====== Source excerpt ======

DETAILED DESCRIPTION OF THE PREFERRED EMBODIMENTS
FIG. 1 shows an exemplary embodiment of a nozzle opening arrangement of an
ink jet recording head of the present invention. Nozzle plate 130 includes
six arrays of nozzle openings A, B, C, D, E, F. The nozzle openings 1, 7,
13, 19 and 25 of the first array A are positioned closest to the center
line of the nozzle plate 130. Nozzle openings 2, 8, 14, 20 and 26 of the
second array B are positioned close to one lateral end of the nozzle plate
130, for example, at the left end, and the nozzle openings 3, 9, 15, 21
and 27 of the third array C are positioned between the first array A and
the second array B.
Nozzle openings 4, 10, 16, 22 and 28 of the fourth array D are positioned
on a side of the first nozzle opening array A opposite to the side at
which the third array is positioned. The nozzle openings 5, 11, 17, 23 and
29 of the fifth array E are positioned closest to the lateral end opposite
to the lateral end at which the second array B is positioned, for example,
the right end. Finally, the nozzle openings 6, 12, 18, 24 and 30 of the
sixth array E are positioned closest to the fifth nozzle opening array E.
These nozzle opening arrays are divided into three groups. The first nozzle
opening array A and the fourth nozzle opening array D constitute a first
group 201. The second and third nozzle opening arrays B and C constitute a
second group 202. The fifth and sixth nozzle opening arrays E and F
constitute a third group 203. The nozzle openings of the respective groups
201, 202 and 203 communicate with the ink jet recording head unit, as
shown in FIGS. 2, 3A and 3B, so that the nozzle openings are supplied with
ink to be jetted.
The nozzle openings 1, 4, 7, 10, 13, 16, 19, 22, 25 and 28 of the first
group 201 are arranged at a pitch of three dots apart in an auxiliary
scanning direction, that is, in the vertical direction as viewed in FIG.
1. The pairs of nozzle openings 2 and 3, 8 and 9, 14 and 15, 20 and 21,
and 26 and 27 of the second group 202 are arranged at a pitch of one dot
apart, and are positioned in the vertical direction between or
substantially between nozzle openings 1 and 4, 7 and 10, 13 and 16, 19 and
22, and 25 and 28, respectively. This pitch is repeated, for example, at a
cycle of five pairs of dots.
The pairs of nozzle openings 5 and 6, 11 and 12, 17 and 18, 23 and 24, and
39 and 30 of the third group 203 are arranged at a pitch of one dot apart,
and are positioned in the vertical direction between or substantially
between nozzle openings 4 and 7, 10 and 13, 16 and 19, and 22 and 25, and
in the vertical direction below or substantially below nozzle opening 28,
respectively. This pitch is repeated, for example, at a cycle of five
pairs of dots.
FIG. 2 is an exploded perspective view showing the assembly of an
embodiment of the ink jet recording head of the present invention, as
shown in FIG. 1. FIGS. 3A and 3B are sectional views, each showing a
structure in the vicinity of a pressure producing chamber that is
connected to a single common ink chamber.

====== Dataset section ======

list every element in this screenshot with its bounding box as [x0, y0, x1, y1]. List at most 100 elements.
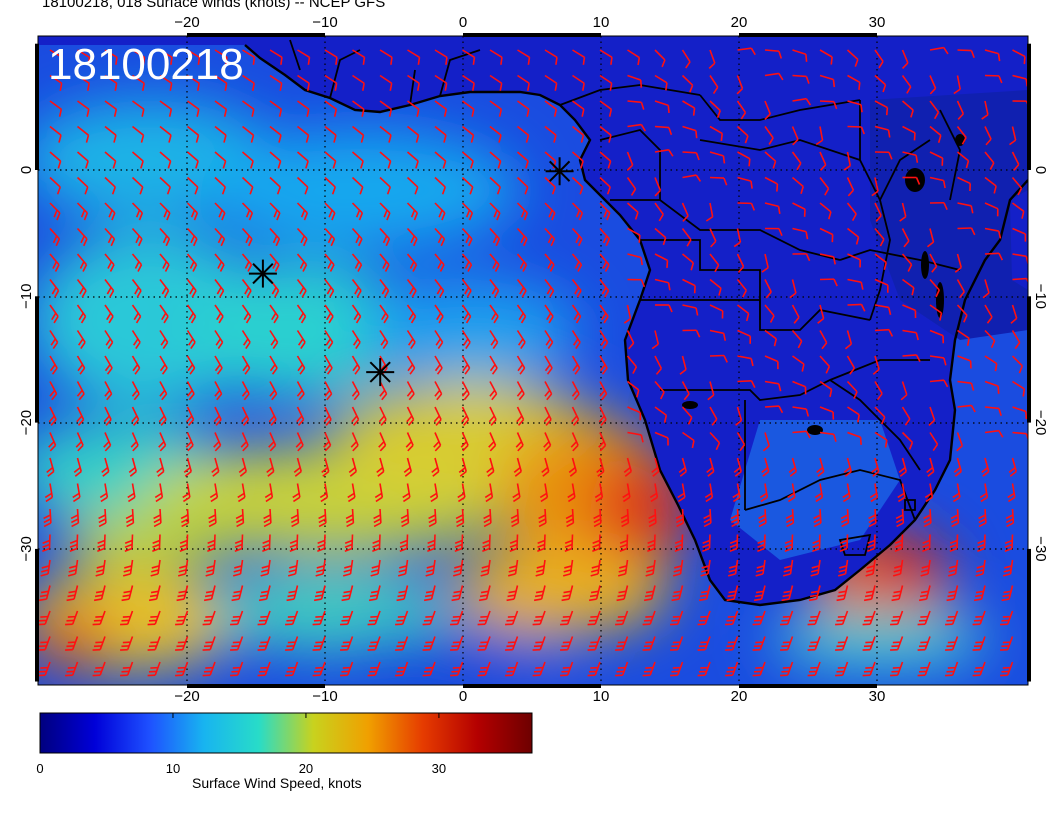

======

» **Short problem 1**: Decide whether each statement agrees with the nozzle plate excerpt, answering yes or no and quoting the words that settle it: (a) the nozzle plate has six arrays of nozzle openings; (b) arrays B and C form the first group 201; (c) the nozzle openings of the first group are spaced one dot apart in the auxiliary scanning direction.
» **Short problem 2**: Reproduce everything in the nozzle plate excerpt from "1. The pairs" down to "five pairs of dots.".
The data was drawn from a source unrelated to the nozzle plate excerpt.

» **Final result 1**:
(a) Yes: "Nozzle plate 130 includes six arrays of nozzle openings A, B, C, D, E, F."
(b) No: "The first nozzle opening array A and the fourth nozzle opening array D constitute a first group 201."
(c) No: "are arranged at a pitch of three dots apart in an auxiliary scanning direction"

» **Final result 2**:
1. The pairs of nozzle openings 2 and 3, 8 and 9, 14 and 15, 20 and 21,
and 26 and 27 of the second group 202 are arranged at a pitch of one dot
apart, and are positioned in the vertical direction between or
substantially between nozzle openings 1 and 4, 7 and 10, 13 and 16, 19 and
22, and 25 and 28, respectively. This pitch is repeated, for example, at a
cycle of five pairs of dots.